» **TO DO**:
Set every record down verbatim and omit the pictures.

» **Dataset items**:

--*--

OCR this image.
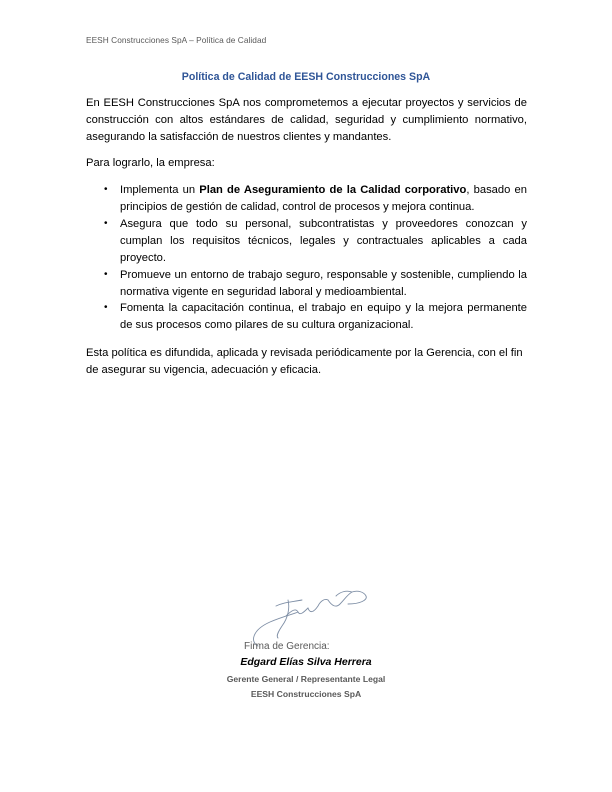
EESH Construcciones SpA – Política de Calidad
Política de Calidad de EESH Construcciones SpA

En EESH Construcciones SpA nos comprometemos a ejecutar proyectos y servicios de construcción con altos estándares de calidad, seguridad y cumplimiento normativo, asegurando la satisfacción de nuestros clientes y mandantes.

Para lograrlo, la empresa:

• Implementa un Plan de Aseguramiento de la Calidad corporativo, basado en principios de gestión de calidad, control de procesos y mejora continua.
• Asegura que todo su personal, subcontratistas y proveedores conozcan y cumplan los requisitos técnicos, legales y contractuales aplicables a cada proyecto.
• Promueve un entorno de trabajo seguro, responsable y sostenible, cumpliendo la normativa vigente en seguridad laboral y medioambiental.
• Fomenta la capacitación continua, el trabajo en equipo y la mejora permanente de sus procesos como pilares de su cultura organizacional.

Esta política es difundida, aplicada y revisada periódicamente por la Gerencia, con el fin de asegurar su vigencia, adecuación y eficacia.

Firma de Gerencia:
Edgard Elías Silva Herrera
Gerente General / Representante Legal
EESH Construcciones SpA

--*--

» **ANSWER TO THIS EXERCISE**:
OCR this image.
EESH Construcciones SpA – Política de Calidad
Política de Calidad de EESH Construcciones SpA

En EESH Construcciones SpA nos comprometemos a ejecutar proyectos y servicios de construcción con altos estándares de calidad, seguridad y cumplimiento normativo, asegurando la satisfacción de nuestros clientes y mandantes.

Para lograrlo, la empresa:

• Implementa un Plan de Aseguramiento de la Calidad corporativo, basado en principios de gestión de calidad, control de procesos y mejora continua.
• Asegura que todo su personal, subcontratistas y proveedores conozcan y cumplan los requisitos técnicos, legales y contractuales aplicables a cada proyecto.
• Promueve un entorno de trabajo seguro, responsable y sostenible, cumpliendo la normativa vigente en seguridad laboral y medioambiental.
• Fomenta la capacitación continua, el trabajo en equipo y la mejora permanente de sus procesos como pilares de su cultura organizacional.

Esta política es difundida, aplicada y revisada periódicamente por la Gerencia, con el fin de asegurar su vigencia, adecuación y eficacia.

Firma de Gerencia:
Edgard Elías Silva Herrera
Gerente General / Representante Legal
EESH Construcciones SpA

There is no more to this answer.